▶ **GOAL**
Please transcribe the records precisely; pictures stay out of your copy.
--- start MATERIAL FOR THIS EXERCISE ---
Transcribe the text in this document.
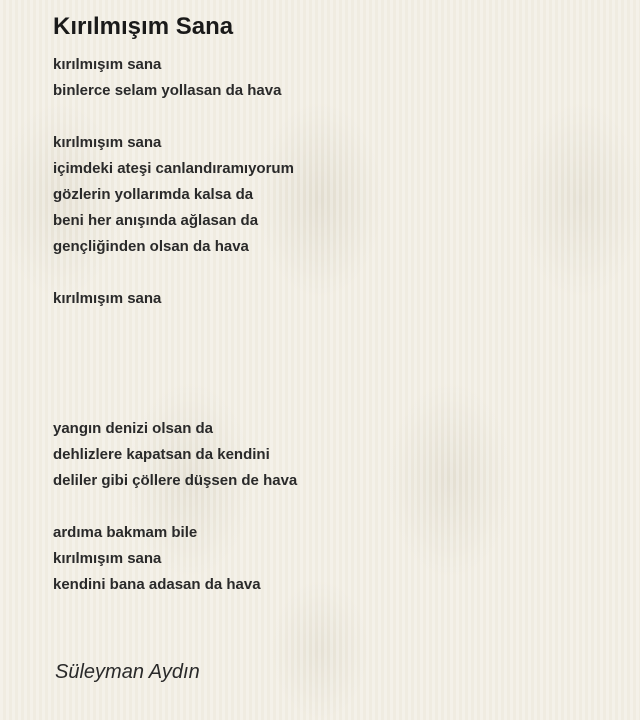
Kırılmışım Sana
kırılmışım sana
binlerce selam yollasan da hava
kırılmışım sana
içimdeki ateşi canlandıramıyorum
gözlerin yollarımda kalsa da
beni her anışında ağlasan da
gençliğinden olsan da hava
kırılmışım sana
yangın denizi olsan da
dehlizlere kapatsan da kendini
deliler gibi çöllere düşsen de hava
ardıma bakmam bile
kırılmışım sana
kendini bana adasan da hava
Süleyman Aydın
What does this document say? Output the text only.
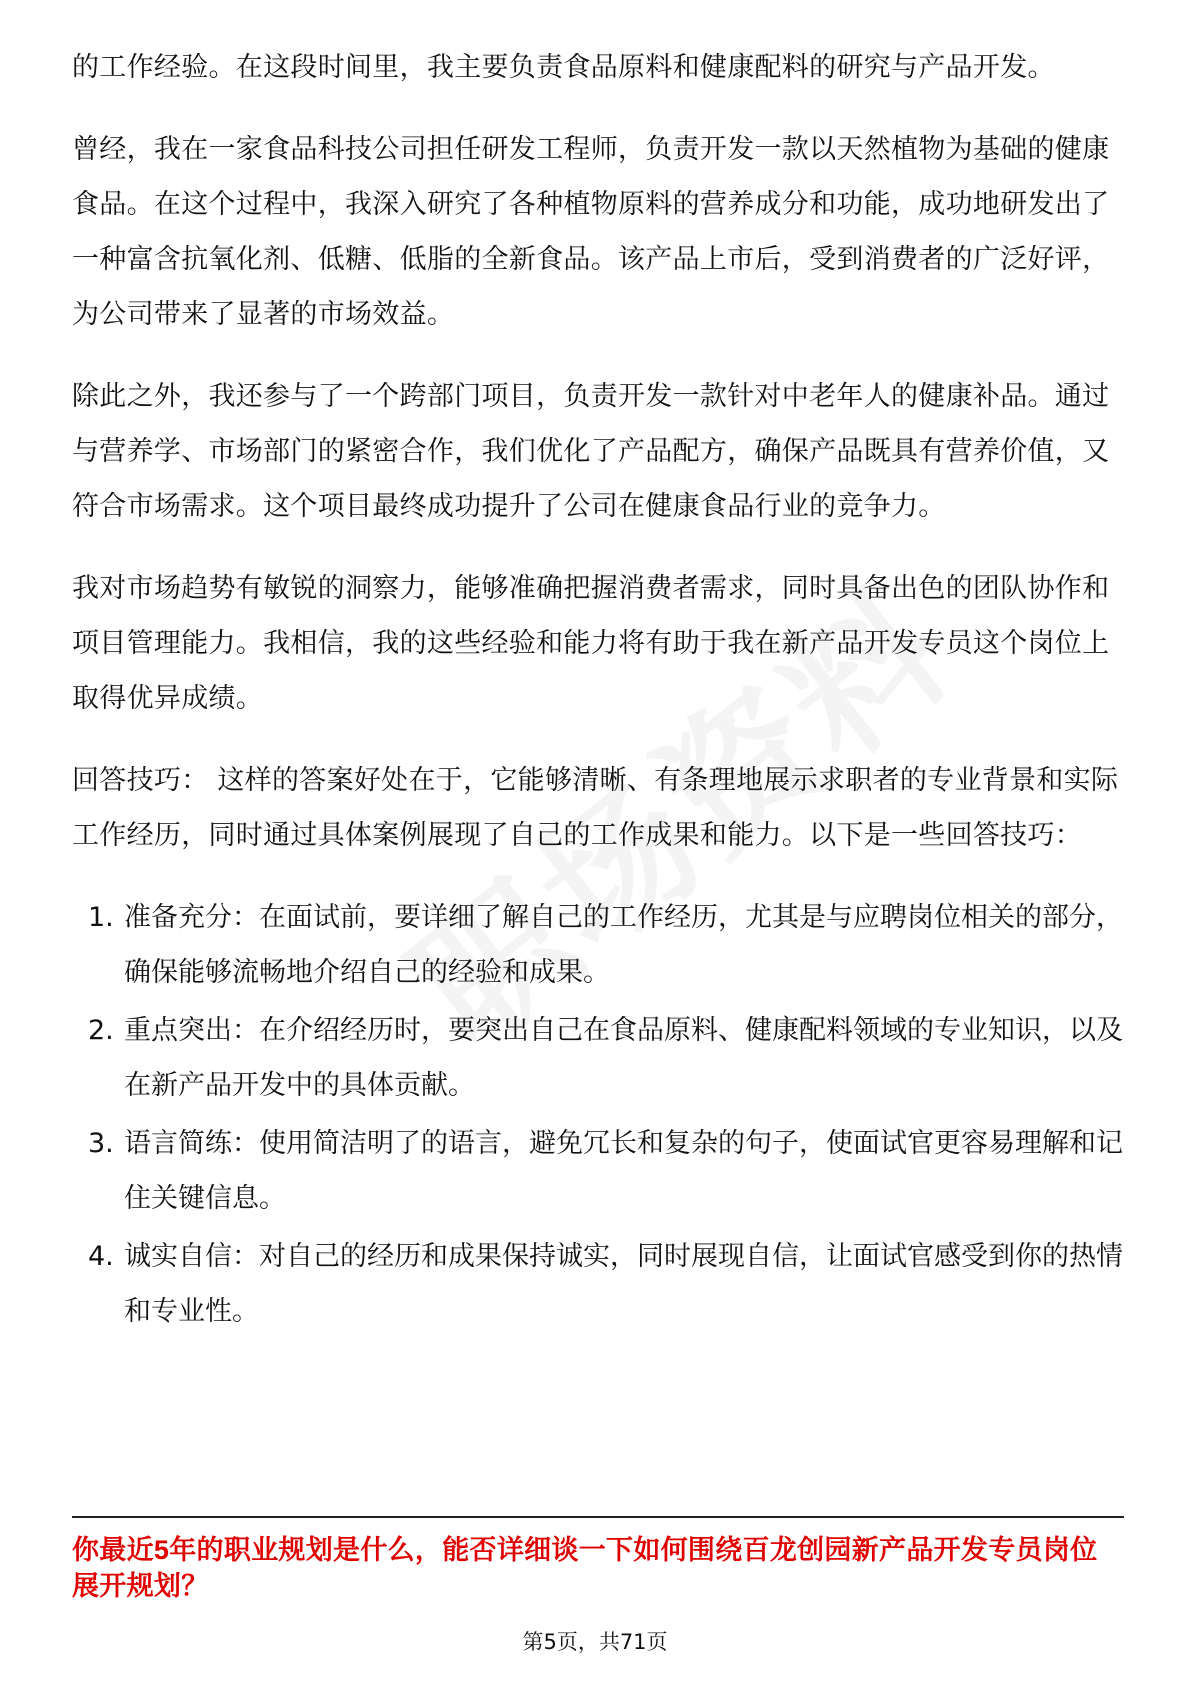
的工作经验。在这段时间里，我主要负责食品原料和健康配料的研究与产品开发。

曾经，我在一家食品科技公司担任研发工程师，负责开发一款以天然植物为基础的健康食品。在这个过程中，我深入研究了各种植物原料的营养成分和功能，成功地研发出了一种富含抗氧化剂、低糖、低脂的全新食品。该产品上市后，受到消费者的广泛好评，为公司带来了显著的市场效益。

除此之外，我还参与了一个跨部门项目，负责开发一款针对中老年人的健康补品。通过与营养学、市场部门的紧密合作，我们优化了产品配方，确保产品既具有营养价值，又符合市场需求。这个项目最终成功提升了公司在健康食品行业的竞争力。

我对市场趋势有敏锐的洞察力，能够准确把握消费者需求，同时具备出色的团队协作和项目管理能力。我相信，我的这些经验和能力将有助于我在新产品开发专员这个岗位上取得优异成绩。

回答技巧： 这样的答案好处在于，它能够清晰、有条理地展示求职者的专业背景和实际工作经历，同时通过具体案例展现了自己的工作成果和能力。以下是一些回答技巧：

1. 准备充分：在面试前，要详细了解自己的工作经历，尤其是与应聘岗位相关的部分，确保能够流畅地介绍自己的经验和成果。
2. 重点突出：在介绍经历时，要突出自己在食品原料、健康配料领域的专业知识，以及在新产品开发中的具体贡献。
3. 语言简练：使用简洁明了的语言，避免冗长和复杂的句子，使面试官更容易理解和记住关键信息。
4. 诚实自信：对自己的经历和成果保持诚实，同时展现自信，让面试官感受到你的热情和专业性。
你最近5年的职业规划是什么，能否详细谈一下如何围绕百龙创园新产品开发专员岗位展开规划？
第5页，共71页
--- end MATERIAL FOR THIS EXERCISE ---
▶ **FULL RESPONSE**
Transcribe the text in this document.
Kırılmışım Sana
kırılmışım sana
binlerce selam yollasan da hava
kırılmışım sana
içimdeki ateşi canlandıramıyorum
gözlerin yollarımda kalsa da
beni her anışında ağlasan da
gençliğinden olsan da hava
kırılmışım sana
yangın denizi olsan da
dehlizlere kapatsan da kendini
deliler gibi çöllere düşsen de hava
ardıma bakmam bile
kırılmışım sana
kendini bana adasan da hava
Süleyman Aydın
What does this document say? Output the text only.
的工作经验。在这段时间里，我主要负责食品原料和健康配料的研究与产品开发。

曾经，我在一家食品科技公司担任研发工程师，负责开发一款以天然植物为基础的健康食品。在这个过程中，我深入研究了各种植物原料的营养成分和功能，成功地研发出了一种富含抗氧化剂、低糖、低脂的全新食品。该产品上市后，受到消费者的广泛好评，为公司带来了显著的市场效益。

除此之外，我还参与了一个跨部门项目，负责开发一款针对中老年人的健康补品。通过与营养学、市场部门的紧密合作，我们优化了产品配方，确保产品既具有营养价值，又符合市场需求。这个项目最终成功提升了公司在健康食品行业的竞争力。

我对市场趋势有敏锐的洞察力，能够准确把握消费者需求，同时具备出色的团队协作和项目管理能力。我相信，我的这些经验和能力将有助于我在新产品开发专员这个岗位上取得优异成绩。

回答技巧： 这样的答案好处在于，它能够清晰、有条理地展示求职者的专业背景和实际工作经历，同时通过具体案例展现了自己的工作成果和能力。以下是一些回答技巧：

1. 准备充分：在面试前，要详细了解自己的工作经历，尤其是与应聘岗位相关的部分，确保能够流畅地介绍自己的经验和成果。
2. 重点突出：在介绍经历时，要突出自己在食品原料、健康配料领域的专业知识，以及在新产品开发中的具体贡献。
3. 语言简练：使用简洁明了的语言，避免冗长和复杂的句子，使面试官更容易理解和记住关键信息。
4. 诚实自信：对自己的经历和成果保持诚实，同时展现自信，让面试官感受到你的热情和专业性。
你最近5年的职业规划是什么，能否详细谈一下如何围绕百龙创园新产品开发专员岗位展开规划？
第5页，共71页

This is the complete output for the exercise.